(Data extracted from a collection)
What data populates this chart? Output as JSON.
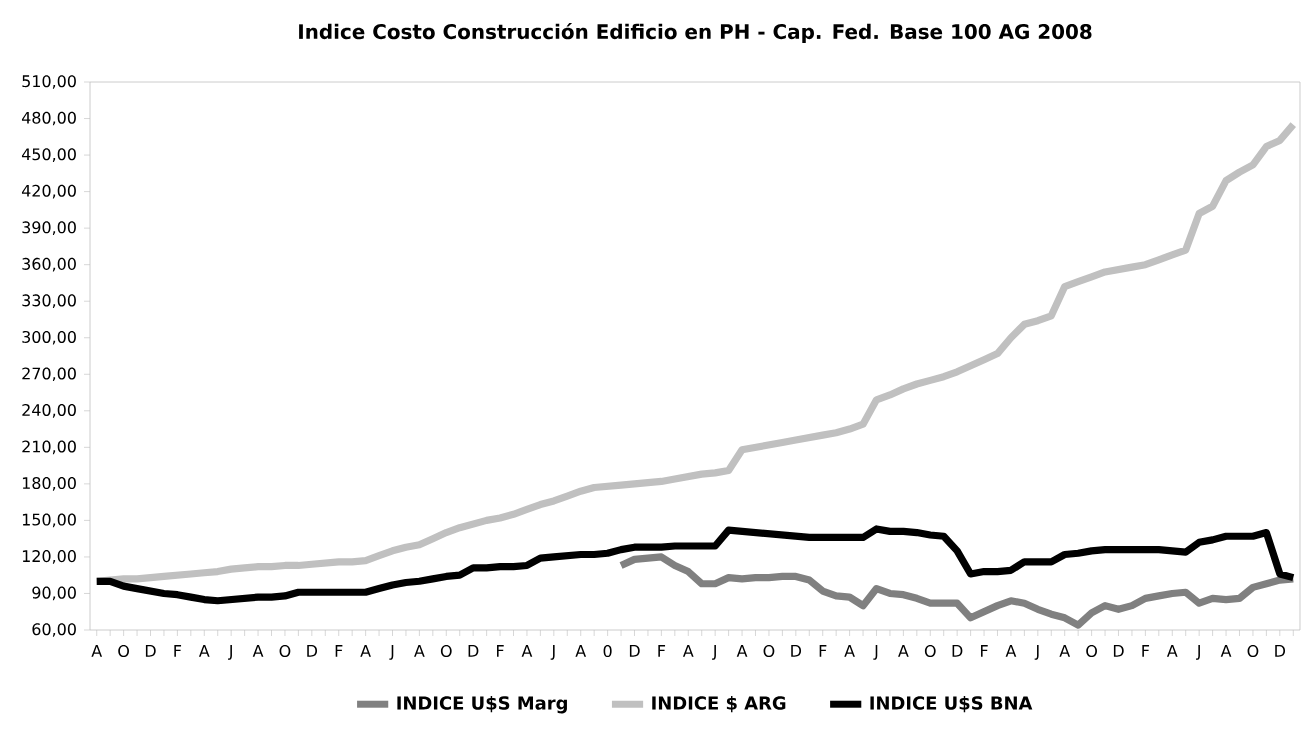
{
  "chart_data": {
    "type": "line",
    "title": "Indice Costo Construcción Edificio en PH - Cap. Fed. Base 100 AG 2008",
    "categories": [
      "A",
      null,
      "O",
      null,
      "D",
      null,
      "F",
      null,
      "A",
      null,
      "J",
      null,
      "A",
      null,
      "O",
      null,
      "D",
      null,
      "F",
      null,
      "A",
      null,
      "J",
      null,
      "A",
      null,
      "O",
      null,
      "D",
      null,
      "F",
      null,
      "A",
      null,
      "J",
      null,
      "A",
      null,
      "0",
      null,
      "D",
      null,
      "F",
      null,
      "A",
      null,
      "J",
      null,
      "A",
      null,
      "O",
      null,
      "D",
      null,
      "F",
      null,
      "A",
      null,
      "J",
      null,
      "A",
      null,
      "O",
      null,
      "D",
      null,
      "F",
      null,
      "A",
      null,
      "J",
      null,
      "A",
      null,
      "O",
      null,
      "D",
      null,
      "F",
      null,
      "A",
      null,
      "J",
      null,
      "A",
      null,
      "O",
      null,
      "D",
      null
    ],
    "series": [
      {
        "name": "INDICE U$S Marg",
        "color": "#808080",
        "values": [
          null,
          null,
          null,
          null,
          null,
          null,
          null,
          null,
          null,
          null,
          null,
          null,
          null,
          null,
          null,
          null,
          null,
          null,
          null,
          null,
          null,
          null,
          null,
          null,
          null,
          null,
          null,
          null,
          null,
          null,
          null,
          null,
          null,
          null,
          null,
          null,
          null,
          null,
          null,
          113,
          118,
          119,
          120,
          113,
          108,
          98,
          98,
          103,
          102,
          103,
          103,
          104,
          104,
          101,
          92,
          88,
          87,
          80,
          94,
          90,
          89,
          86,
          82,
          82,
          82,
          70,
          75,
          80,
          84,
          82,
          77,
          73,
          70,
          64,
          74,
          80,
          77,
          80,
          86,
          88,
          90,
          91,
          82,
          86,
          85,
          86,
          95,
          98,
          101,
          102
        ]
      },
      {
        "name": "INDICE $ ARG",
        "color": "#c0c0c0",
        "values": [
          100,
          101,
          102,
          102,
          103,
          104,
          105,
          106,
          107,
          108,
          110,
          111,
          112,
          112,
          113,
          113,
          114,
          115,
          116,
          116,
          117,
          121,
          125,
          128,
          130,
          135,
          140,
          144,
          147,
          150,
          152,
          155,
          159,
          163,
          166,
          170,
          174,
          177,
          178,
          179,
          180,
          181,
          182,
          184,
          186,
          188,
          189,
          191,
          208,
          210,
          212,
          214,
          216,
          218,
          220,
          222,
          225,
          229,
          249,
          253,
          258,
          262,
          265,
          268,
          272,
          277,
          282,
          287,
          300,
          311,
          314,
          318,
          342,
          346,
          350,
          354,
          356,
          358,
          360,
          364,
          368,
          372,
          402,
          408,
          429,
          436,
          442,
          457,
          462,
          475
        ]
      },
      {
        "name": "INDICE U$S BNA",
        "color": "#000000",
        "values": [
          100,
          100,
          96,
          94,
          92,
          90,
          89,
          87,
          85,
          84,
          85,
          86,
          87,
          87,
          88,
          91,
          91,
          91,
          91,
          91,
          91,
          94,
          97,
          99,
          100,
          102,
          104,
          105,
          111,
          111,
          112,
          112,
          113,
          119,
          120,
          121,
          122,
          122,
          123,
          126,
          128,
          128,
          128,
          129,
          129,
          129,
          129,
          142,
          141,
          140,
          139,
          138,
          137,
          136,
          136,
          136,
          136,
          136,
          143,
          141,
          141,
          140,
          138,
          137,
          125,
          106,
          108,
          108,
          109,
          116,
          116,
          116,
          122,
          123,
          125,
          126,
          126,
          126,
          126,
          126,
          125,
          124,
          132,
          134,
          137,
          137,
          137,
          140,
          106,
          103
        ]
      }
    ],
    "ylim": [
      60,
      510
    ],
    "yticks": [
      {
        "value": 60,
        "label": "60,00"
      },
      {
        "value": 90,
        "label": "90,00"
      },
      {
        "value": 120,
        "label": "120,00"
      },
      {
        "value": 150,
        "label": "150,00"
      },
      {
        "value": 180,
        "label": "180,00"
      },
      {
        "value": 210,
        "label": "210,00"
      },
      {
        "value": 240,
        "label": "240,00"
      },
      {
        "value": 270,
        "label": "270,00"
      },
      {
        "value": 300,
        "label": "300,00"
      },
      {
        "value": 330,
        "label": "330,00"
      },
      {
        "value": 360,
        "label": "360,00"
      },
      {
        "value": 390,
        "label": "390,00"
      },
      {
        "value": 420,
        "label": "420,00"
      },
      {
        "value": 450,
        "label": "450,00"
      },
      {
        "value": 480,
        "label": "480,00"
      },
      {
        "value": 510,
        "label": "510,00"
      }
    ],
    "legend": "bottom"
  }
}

Your instructions: Go through the listing above and return every line where the word "color" occurs.

Task answer:
        "color": "#808080",
        "color": "#c0c0c0",
        "color": "#000000",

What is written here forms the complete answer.